> PROBLEM DETAILS
Write the entries below out again exactly; any picture in them stays out.

--- start DATASET ---

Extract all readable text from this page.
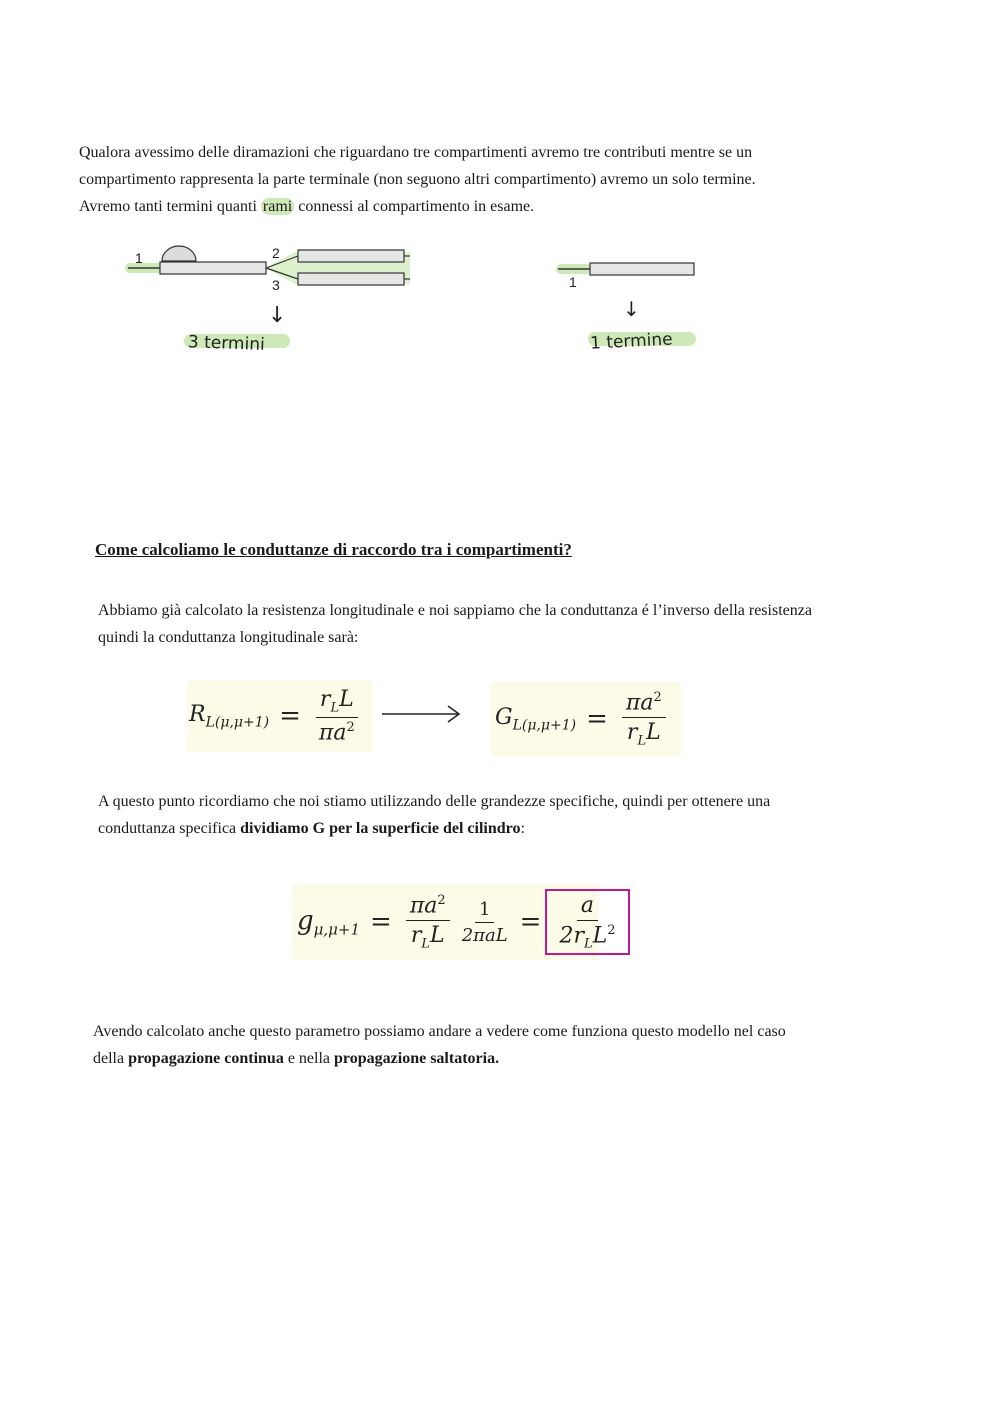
Qualora avessimo delle diramazioni che riguardano tre compartimenti avremo tre contributi mentre se un

compartimento rappresenta la parte terminale (non seguono altri compartimento) avremo un solo termine.

Avremo tanti termini quanti rami connessi al compartimento in esame.

1	2
3
↓
3 termini
1
↓
1 termine
Come calcoliamo le conduttanze di raccordo tra i compartimenti?

Abbiamo già calcolato la resistenza longitudinale e noi sappiamo che la conduttanza é l’inverso della resistenza

quindi la conduttanza longitudinale sarà:

$R_{L(\mu,\mu+1)} = \frac{r_LL}{\pi a^2}$	$G_{L(\mu,\mu+1)} = \frac{\pi a^2}{r_LL}$

A questo punto ricordiamo che noi stiamo utilizzando delle grandezze specifiche, quindi per ottenere una

conduttanza specifica dividiamo G per la superficie del cilindro:

$g_{\mu,\mu+1} = \frac{\pi a^2}{r_LL} \frac{1}{\text{2πaL}} = \frac{a}{2r_LL^2}$

Avendo calcolato anche questo parametro possiamo andare a vedere come funziona questo modello nel caso

della propagazione continua e nella propagazione saltatoria.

--- end DATASET ---

> PROBLEM SOLUTION
Extract all readable text from this page.
Qualora avessimo delle diramazioni che riguardano tre compartimenti avremo tre contributi mentre se un

compartimento rappresenta la parte terminale (non seguono altri compartimento) avremo un solo termine.

Avremo tanti termini quanti rami connessi al compartimento in esame.

1	2
3
↓
3 termini
1
↓
1 termine
Come calcoliamo le conduttanze di raccordo tra i compartimenti?

Abbiamo già calcolato la resistenza longitudinale e noi sappiamo che la conduttanza é l’inverso della resistenza

quindi la conduttanza longitudinale sarà:

$R_{L(\mu,\mu+1)} = \frac{r_LL}{\pi a^2}$	$G_{L(\mu,\mu+1)} = \frac{\pi a^2}{r_LL}$

A questo punto ricordiamo che noi stiamo utilizzando delle grandezze specifiche, quindi per ottenere una

conduttanza specifica dividiamo G per la superficie del cilindro:

$g_{\mu,\mu+1} = \frac{\pi a^2}{r_LL} \frac{1}{\text{2πaL}} = \frac{a}{2r_LL^2}$

Avendo calcolato anche questo parametro possiamo andare a vedere come funziona questo modello nel caso

della propagazione continua e nella propagazione saltatoria.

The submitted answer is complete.